--- Start Data supplied ---
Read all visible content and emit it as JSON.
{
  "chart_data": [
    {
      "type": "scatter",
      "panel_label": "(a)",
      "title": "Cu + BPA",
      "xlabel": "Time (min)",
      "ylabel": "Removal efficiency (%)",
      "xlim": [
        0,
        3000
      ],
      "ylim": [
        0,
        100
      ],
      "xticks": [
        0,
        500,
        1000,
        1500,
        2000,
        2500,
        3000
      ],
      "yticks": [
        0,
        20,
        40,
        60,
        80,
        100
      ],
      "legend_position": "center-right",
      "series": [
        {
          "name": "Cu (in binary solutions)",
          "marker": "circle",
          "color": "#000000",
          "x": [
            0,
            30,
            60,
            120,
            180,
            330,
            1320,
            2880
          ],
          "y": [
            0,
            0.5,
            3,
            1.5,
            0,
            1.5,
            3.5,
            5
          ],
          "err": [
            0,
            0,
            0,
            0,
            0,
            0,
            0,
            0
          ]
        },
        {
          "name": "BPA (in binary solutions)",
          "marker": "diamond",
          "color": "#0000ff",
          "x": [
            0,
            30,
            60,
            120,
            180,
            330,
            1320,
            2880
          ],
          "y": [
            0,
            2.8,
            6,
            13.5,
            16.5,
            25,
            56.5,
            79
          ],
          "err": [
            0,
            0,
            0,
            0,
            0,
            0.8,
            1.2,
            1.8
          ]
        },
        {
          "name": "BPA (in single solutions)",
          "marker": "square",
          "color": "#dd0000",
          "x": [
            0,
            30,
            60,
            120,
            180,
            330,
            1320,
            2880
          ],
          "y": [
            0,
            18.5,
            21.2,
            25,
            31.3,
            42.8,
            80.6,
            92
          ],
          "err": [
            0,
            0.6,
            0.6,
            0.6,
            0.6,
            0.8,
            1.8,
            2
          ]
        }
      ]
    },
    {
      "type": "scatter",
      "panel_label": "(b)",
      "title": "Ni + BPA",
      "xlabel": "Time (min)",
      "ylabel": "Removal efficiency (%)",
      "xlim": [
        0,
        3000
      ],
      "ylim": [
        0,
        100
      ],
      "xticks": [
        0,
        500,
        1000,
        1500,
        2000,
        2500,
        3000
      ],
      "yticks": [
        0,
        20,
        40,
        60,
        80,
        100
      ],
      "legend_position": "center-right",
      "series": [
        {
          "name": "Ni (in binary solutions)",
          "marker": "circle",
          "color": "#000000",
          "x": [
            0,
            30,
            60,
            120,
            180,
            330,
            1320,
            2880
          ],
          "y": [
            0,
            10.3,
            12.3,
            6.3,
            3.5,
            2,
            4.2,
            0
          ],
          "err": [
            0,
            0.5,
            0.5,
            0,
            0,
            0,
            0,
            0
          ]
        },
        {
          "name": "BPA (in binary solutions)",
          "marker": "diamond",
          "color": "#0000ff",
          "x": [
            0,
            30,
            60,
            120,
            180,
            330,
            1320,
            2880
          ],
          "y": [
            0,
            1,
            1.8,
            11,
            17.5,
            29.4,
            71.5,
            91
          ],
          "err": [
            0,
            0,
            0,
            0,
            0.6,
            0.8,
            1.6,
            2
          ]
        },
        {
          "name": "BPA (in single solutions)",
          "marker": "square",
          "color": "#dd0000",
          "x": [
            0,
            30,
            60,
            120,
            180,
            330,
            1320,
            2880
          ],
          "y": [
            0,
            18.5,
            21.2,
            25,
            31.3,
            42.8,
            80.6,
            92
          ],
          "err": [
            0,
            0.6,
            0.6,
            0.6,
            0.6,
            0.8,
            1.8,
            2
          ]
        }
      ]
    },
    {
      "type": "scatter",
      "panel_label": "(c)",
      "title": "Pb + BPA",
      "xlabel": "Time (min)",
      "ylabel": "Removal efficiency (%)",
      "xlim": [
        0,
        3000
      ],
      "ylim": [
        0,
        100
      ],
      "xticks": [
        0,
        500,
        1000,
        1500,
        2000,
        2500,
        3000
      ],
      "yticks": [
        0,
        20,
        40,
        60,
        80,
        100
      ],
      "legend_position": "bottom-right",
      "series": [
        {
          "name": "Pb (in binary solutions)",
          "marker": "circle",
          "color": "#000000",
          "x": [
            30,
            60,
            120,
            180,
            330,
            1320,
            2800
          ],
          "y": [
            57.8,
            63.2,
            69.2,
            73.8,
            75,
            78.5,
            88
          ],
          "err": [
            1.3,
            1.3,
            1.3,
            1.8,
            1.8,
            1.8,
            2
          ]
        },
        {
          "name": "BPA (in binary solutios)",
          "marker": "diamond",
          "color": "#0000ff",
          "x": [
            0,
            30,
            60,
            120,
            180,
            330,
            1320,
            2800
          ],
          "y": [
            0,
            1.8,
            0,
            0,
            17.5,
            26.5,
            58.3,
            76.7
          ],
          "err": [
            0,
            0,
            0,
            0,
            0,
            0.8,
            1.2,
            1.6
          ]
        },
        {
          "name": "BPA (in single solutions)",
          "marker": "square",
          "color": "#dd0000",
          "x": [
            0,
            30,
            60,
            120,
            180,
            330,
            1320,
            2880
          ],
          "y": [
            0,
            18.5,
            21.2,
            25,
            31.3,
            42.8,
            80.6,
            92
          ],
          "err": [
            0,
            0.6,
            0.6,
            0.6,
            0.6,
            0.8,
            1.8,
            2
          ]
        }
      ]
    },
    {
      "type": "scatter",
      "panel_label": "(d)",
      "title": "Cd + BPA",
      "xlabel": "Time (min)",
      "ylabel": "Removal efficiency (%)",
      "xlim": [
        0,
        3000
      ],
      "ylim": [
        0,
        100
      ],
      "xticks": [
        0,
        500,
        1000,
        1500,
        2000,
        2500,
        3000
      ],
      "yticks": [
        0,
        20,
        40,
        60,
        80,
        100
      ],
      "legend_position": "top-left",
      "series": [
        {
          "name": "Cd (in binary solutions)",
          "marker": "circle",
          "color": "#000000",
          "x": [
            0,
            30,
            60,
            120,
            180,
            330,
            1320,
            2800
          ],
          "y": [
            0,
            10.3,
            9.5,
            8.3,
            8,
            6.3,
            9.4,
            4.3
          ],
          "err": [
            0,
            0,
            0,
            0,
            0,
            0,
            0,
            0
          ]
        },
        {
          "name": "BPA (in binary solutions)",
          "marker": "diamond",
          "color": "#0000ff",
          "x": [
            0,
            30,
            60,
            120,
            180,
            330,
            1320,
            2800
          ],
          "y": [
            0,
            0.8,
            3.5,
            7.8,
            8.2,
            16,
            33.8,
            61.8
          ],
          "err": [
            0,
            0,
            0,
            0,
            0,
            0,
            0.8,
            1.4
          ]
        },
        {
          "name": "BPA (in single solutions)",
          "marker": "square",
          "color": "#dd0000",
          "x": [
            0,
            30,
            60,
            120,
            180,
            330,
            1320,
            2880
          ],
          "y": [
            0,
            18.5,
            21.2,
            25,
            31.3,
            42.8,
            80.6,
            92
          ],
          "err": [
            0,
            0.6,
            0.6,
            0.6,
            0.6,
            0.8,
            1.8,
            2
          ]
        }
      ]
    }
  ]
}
--- End Data supplied ---
### [Exercise]
Copy all of the data exactly.

### [Completed exercise]
Read all visible content and emit it as JSON.
{
  "chart_data": [
    {
      "type": "scatter",
      "panel_label": "(a)",
      "title": "Cu + BPA",
      "xlabel": "Time (min)",
      "ylabel": "Removal efficiency (%)",
      "xlim": [
        0,
        3000
      ],
      "ylim": [
        0,
        100
      ],
      "xticks": [
        0,
        500,
        1000,
        1500,
        2000,
        2500,
        3000
      ],
      "yticks": [
        0,
        20,
        40,
        60,
        80,
        100
      ],
      "legend_position": "center-right",
      "series": [
        {
          "name": "Cu (in binary solutions)",
          "marker": "circle",
          "color": "#000000",
          "x": [
            0,
            30,
            60,
            120,
            180,
            330,
            1320,
            2880
          ],
          "y": [
            0,
            0.5,
            3,
            1.5,
            0,
            1.5,
            3.5,
            5
          ],
          "err": [
            0,
            0,
            0,
            0,
            0,
            0,
            0,
            0
          ]
        },
        {
          "name": "BPA (in binary solutions)",
          "marker": "diamond",
          "color": "#0000ff",
          "x": [
            0,
            30,
            60,
            120,
            180,
            330,
            1320,
            2880
          ],
          "y": [
            0,
            2.8,
            6,
            13.5,
            16.5,
            25,
            56.5,
            79
          ],
          "err": [
            0,
            0,
            0,
            0,
            0,
            0.8,
            1.2,
            1.8
          ]
        },
        {
          "name": "BPA (in single solutions)",
          "marker": "square",
          "color": "#dd0000",
          "x": [
            0,
            30,
            60,
            120,
            180,
            330,
            1320,
            2880
          ],
          "y": [
            0,
            18.5,
            21.2,
            25,
            31.3,
            42.8,
            80.6,
            92
          ],
          "err": [
            0,
            0.6,
            0.6,
            0.6,
            0.6,
            0.8,
            1.8,
            2
          ]
        }
      ]
    },
    {
      "type": "scatter",
      "panel_label": "(b)",
      "title": "Ni + BPA",
      "xlabel": "Time (min)",
      "ylabel": "Removal efficiency (%)",
      "xlim": [
        0,
        3000
      ],
      "ylim": [
        0,
        100
      ],
      "xticks": [
        0,
        500,
        1000,
        1500,
        2000,
        2500,
        3000
      ],
      "yticks": [
        0,
        20,
        40,
        60,
        80,
        100
      ],
      "legend_position": "center-right",
      "series": [
        {
          "name": "Ni (in binary solutions)",
          "marker": "circle",
          "color": "#000000",
          "x": [
            0,
            30,
            60,
            120,
            180,
            330,
            1320,
            2880
          ],
          "y": [
            0,
            10.3,
            12.3,
            6.3,
            3.5,
            2,
            4.2,
            0
          ],
          "err": [
            0,
            0.5,
            0.5,
            0,
            0,
            0,
            0,
            0
          ]
        },
        {
          "name": "BPA (in binary solutions)",
          "marker": "diamond",
          "color": "#0000ff",
          "x": [
            0,
            30,
            60,
            120,
            180,
            330,
            1320,
            2880
          ],
          "y": [
            0,
            1,
            1.8,
            11,
            17.5,
            29.4,
            71.5,
            91
          ],
          "err": [
            0,
            0,
            0,
            0,
            0.6,
            0.8,
            1.6,
            2
          ]
        },
        {
          "name": "BPA (in single solutions)",
          "marker": "square",
          "color": "#dd0000",
          "x": [
            0,
            30,
            60,
            120,
            180,
            330,
            1320,
            2880
          ],
          "y": [
            0,
            18.5,
            21.2,
            25,
            31.3,
            42.8,
            80.6,
            92
          ],
          "err": [
            0,
            0.6,
            0.6,
            0.6,
            0.6,
            0.8,
            1.8,
            2
          ]
        }
      ]
    },
    {
      "type": "scatter",
      "panel_label": "(c)",
      "title": "Pb + BPA",
      "xlabel": "Time (min)",
      "ylabel": "Removal efficiency (%)",
      "xlim": [
        0,
        3000
      ],
      "ylim": [
        0,
        100
      ],
      "xticks": [
        0,
        500,
        1000,
        1500,
        2000,
        2500,
        3000
      ],
      "yticks": [
        0,
        20,
        40,
        60,
        80,
        100
      ],
      "legend_position": "bottom-right",
      "series": [
        {
          "name": "Pb (in binary solutions)",
          "marker": "circle",
          "color": "#000000",
          "x": [
            30,
            60,
            120,
            180,
            330,
            1320,
            2800
          ],
          "y": [
            57.8,
            63.2,
            69.2,
            73.8,
            75,
            78.5,
            88
          ],
          "err": [
            1.3,
            1.3,
            1.3,
            1.8,
            1.8,
            1.8,
            2
          ]
        },
        {
          "name": "BPA (in binary solutios)",
          "marker": "diamond",
          "color": "#0000ff",
          "x": [
            0,
            30,
            60,
            120,
            180,
            330,
            1320,
            2800
          ],
          "y": [
            0,
            1.8,
            0,
            0,
            17.5,
            26.5,
            58.3,
            76.7
          ],
          "err": [
            0,
            0,
            0,
            0,
            0,
            0.8,
            1.2,
            1.6
          ]
        },
        {
          "name": "BPA (in single solutions)",
          "marker": "square",
          "color": "#dd0000",
          "x": [
            0,
            30,
            60,
            120,
            180,
            330,
            1320,
            2880
          ],
          "y": [
            0,
            18.5,
            21.2,
            25,
            31.3,
            42.8,
            80.6,
            92
          ],
          "err": [
            0,
            0.6,
            0.6,
            0.6,
            0.6,
            0.8,
            1.8,
            2
          ]
        }
      ]
    },
    {
      "type": "scatter",
      "panel_label": "(d)",
      "title": "Cd + BPA",
      "xlabel": "Time (min)",
      "ylabel": "Removal efficiency (%)",
      "xlim": [
        0,
        3000
      ],
      "ylim": [
        0,
        100
      ],
      "xticks": [
        0,
        500,
        1000,
        1500,
        2000,
        2500,
        3000
      ],
      "yticks": [
        0,
        20,
        40,
        60,
        80,
        100
      ],
      "legend_position": "top-left",
      "series": [
        {
          "name": "Cd (in binary solutions)",
          "marker": "circle",
          "color": "#000000",
          "x": [
            0,
            30,
            60,
            120,
            180,
            330,
            1320,
            2800
          ],
          "y": [
            0,
            10.3,
            9.5,
            8.3,
            8,
            6.3,
            9.4,
            4.3
          ],
          "err": [
            0,
            0,
            0,
            0,
            0,
            0,
            0,
            0
          ]
        },
        {
          "name": "BPA (in binary solutions)",
          "marker": "diamond",
          "color": "#0000ff",
          "x": [
            0,
            30,
            60,
            120,
            180,
            330,
            1320,
            2800
          ],
          "y": [
            0,
            0.8,
            3.5,
            7.8,
            8.2,
            16,
            33.8,
            61.8
          ],
          "err": [
            0,
            0,
            0,
            0,
            0,
            0,
            0.8,
            1.4
          ]
        },
        {
          "name": "BPA (in single solutions)",
          "marker": "square",
          "color": "#dd0000",
          "x": [
            0,
            30,
            60,
            120,
            180,
            330,
            1320,
            2880
          ],
          "y": [
            0,
            18.5,
            21.2,
            25,
            31.3,
            42.8,
            80.6,
            92
          ],
          "err": [
            0,
            0.6,
            0.6,
            0.6,
            0.6,
            0.8,
            1.8,
            2
          ]
        }
      ]
    }
  ]
}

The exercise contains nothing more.